### AIM
Give back the full material, exactly as it reads.

### DATA EXCERPTS
##########

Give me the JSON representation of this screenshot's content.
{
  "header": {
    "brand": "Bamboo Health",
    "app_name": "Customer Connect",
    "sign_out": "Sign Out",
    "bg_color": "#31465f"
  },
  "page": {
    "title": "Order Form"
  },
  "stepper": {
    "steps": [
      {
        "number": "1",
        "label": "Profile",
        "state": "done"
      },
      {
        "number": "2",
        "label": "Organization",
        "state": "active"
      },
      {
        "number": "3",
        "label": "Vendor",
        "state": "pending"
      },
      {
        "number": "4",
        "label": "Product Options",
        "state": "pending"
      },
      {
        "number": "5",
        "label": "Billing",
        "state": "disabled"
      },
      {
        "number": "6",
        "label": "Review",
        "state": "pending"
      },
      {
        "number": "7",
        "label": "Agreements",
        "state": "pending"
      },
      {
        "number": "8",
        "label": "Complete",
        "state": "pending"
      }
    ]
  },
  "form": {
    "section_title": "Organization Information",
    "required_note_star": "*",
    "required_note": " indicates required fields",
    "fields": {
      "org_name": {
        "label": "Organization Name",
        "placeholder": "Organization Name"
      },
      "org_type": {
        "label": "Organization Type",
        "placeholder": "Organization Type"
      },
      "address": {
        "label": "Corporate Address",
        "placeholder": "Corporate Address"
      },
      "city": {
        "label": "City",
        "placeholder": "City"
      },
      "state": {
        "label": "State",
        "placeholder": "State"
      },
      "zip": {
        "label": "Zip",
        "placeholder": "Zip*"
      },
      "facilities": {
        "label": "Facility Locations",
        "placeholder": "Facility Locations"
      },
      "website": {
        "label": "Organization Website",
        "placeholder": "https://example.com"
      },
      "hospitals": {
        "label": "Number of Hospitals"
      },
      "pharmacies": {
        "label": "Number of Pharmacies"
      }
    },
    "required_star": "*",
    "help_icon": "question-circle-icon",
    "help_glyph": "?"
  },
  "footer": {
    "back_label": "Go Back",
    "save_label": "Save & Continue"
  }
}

##########

### SOLUTION BELOW
Give me the JSON representation of this screenshot's content.
{
  "header": {
    "brand": "Bamboo Health",
    "app_name": "Customer Connect",
    "sign_out": "Sign Out",
    "bg_color": "#31465f"
  },
  "page": {
    "title": "Order Form"
  },
  "stepper": {
    "steps": [
      {
        "number": "1",
        "label": "Profile",
        "state": "done"
      },
      {
        "number": "2",
        "label": "Organization",
        "state": "active"
      },
      {
        "number": "3",
        "label": "Vendor",
        "state": "pending"
      },
      {
        "number": "4",
        "label": "Product Options",
        "state": "pending"
      },
      {
        "number": "5",
        "label": "Billing",
        "state": "disabled"
      },
      {
        "number": "6",
        "label": "Review",
        "state": "pending"
      },
      {
        "number": "7",
        "label": "Agreements",
        "state": "pending"
      },
      {
        "number": "8",
        "label": "Complete",
        "state": "pending"
      }
    ]
  },
  "form": {
    "section_title": "Organization Information",
    "required_note_star": "*",
    "required_note": " indicates required fields",
    "fields": {
      "org_name": {
        "label": "Organization Name",
        "placeholder": "Organization Name"
      },
      "org_type": {
        "label": "Organization Type",
        "placeholder": "Organization Type"
      },
      "address": {
        "label": "Corporate Address",
        "placeholder": "Corporate Address"
      },
      "city": {
        "label": "City",
        "placeholder": "City"
      },
      "state": {
        "label": "State",
        "placeholder": "State"
      },
      "zip": {
        "label": "Zip",
        "placeholder": "Zip*"
      },
      "facilities": {
        "label": "Facility Locations",
        "placeholder": "Facility Locations"
      },
      "website": {
        "label": "Organization Website",
        "placeholder": "https://example.com"
      },
      "hospitals": {
        "label": "Number of Hospitals"
      },
      "pharmacies": {
        "label": "Number of Pharmacies"
      }
    },
    "required_star": "*",
    "help_icon": "question-circle-icon",
    "help_glyph": "?"
  },
  "footer": {
    "back_label": "Go Back",
    "save_label": "Save & Continue"
  }
}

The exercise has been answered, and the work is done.